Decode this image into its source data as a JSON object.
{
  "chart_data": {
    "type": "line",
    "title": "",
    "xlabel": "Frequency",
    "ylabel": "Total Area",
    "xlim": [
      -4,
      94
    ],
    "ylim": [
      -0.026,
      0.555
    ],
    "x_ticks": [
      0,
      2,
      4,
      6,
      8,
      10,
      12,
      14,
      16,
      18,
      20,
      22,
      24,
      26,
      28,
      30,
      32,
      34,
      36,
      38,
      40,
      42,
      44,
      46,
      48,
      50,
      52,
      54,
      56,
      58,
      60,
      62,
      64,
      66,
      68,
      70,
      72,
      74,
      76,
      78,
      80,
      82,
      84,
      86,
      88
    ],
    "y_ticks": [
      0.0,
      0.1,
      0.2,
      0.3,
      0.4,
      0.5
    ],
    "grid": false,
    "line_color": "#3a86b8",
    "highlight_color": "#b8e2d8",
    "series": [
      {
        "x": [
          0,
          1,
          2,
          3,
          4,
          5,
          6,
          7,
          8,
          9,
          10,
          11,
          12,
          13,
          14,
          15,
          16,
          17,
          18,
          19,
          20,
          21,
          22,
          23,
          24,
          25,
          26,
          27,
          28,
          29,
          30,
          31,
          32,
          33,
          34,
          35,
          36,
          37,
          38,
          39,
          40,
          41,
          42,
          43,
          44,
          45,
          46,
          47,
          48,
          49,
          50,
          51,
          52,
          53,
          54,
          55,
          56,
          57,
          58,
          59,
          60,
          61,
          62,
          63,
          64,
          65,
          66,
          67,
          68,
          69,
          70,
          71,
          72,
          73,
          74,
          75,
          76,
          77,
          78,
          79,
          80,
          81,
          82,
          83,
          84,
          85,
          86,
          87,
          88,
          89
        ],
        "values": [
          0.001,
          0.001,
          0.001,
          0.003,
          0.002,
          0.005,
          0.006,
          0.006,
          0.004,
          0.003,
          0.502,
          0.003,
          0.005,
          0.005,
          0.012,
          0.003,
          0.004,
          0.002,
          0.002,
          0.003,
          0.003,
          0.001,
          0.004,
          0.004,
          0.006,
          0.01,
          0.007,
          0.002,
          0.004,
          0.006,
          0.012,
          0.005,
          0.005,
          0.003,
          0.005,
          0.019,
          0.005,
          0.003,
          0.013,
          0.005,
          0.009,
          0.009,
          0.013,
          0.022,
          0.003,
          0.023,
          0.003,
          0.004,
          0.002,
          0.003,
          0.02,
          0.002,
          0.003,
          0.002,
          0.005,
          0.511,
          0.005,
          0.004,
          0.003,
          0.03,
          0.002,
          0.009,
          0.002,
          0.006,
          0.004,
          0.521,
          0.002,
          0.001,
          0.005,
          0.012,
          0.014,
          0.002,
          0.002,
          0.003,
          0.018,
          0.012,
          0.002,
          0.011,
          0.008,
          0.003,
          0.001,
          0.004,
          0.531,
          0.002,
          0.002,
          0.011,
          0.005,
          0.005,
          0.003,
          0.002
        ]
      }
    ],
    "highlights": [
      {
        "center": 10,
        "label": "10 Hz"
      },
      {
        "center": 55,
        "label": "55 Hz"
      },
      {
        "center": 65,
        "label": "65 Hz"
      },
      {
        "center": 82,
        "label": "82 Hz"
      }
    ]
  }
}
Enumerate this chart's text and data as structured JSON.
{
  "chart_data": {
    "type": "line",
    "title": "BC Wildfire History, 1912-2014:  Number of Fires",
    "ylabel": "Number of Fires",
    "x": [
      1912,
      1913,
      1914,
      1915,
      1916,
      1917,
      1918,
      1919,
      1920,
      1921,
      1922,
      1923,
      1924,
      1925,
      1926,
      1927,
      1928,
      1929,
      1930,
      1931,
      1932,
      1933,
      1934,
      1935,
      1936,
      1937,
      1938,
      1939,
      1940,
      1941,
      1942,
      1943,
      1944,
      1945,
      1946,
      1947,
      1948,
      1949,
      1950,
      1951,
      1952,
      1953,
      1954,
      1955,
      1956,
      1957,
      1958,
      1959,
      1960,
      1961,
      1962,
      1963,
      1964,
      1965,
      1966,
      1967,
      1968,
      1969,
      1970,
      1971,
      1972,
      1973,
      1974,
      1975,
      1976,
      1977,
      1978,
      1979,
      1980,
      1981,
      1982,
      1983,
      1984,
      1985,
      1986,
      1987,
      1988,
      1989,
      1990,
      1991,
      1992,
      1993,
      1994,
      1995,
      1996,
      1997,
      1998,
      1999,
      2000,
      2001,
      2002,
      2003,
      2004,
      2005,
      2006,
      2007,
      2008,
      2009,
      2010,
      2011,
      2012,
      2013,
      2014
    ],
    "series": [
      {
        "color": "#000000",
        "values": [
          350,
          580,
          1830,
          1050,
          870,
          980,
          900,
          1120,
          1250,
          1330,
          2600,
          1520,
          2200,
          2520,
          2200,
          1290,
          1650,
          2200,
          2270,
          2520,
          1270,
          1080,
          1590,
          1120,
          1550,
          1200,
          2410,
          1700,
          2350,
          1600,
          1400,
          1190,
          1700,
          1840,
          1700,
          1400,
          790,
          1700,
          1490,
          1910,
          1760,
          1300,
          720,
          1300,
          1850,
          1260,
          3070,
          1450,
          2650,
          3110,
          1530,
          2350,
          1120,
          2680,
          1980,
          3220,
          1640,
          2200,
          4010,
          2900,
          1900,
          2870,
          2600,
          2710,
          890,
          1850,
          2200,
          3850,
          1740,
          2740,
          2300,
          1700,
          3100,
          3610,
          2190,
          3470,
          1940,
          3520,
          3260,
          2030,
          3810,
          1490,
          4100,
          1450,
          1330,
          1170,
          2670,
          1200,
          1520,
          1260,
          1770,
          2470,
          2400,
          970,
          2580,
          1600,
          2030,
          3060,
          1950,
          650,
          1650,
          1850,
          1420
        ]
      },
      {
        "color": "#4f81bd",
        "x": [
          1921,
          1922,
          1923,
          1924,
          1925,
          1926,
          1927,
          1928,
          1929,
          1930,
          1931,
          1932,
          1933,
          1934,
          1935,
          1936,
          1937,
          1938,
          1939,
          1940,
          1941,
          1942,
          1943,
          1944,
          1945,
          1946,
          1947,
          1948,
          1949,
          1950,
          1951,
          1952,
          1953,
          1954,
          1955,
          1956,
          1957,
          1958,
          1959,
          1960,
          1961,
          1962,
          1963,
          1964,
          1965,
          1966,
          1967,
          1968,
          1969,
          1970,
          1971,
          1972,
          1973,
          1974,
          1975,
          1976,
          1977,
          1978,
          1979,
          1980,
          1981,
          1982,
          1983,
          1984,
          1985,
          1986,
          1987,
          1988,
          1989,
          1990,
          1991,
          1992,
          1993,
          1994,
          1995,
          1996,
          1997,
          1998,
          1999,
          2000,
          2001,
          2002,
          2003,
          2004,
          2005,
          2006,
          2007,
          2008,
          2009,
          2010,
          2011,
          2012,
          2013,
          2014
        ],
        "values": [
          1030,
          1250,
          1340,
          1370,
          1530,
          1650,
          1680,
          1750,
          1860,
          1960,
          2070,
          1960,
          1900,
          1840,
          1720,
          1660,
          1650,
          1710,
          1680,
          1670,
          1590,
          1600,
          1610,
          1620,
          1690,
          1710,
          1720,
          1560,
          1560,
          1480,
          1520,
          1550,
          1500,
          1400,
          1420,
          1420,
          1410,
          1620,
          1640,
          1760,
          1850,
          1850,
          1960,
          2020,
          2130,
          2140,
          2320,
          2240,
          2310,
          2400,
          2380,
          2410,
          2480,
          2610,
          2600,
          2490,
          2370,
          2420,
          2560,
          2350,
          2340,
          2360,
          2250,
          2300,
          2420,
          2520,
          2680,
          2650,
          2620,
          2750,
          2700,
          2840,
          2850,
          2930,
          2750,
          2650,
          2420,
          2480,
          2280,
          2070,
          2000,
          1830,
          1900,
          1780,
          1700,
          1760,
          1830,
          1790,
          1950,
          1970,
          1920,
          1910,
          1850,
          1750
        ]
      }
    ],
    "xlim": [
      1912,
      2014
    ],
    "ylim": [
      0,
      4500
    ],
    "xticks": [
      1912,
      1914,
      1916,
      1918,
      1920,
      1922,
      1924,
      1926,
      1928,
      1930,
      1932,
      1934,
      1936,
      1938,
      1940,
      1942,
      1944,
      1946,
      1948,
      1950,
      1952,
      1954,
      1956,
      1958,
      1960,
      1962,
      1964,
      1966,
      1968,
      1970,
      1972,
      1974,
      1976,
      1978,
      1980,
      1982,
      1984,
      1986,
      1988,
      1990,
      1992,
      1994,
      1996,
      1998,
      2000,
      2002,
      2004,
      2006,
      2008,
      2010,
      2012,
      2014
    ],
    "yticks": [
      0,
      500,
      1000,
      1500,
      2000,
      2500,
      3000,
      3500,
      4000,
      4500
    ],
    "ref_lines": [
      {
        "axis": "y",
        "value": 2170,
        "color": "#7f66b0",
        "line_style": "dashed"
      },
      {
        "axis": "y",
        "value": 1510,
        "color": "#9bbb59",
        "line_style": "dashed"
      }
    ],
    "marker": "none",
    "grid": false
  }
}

Goal
Copy out all lines above that include the string "title".

The answer
    "title": "",
    "title": "BC Wildfire History, 1912-2014:  Number of Fires",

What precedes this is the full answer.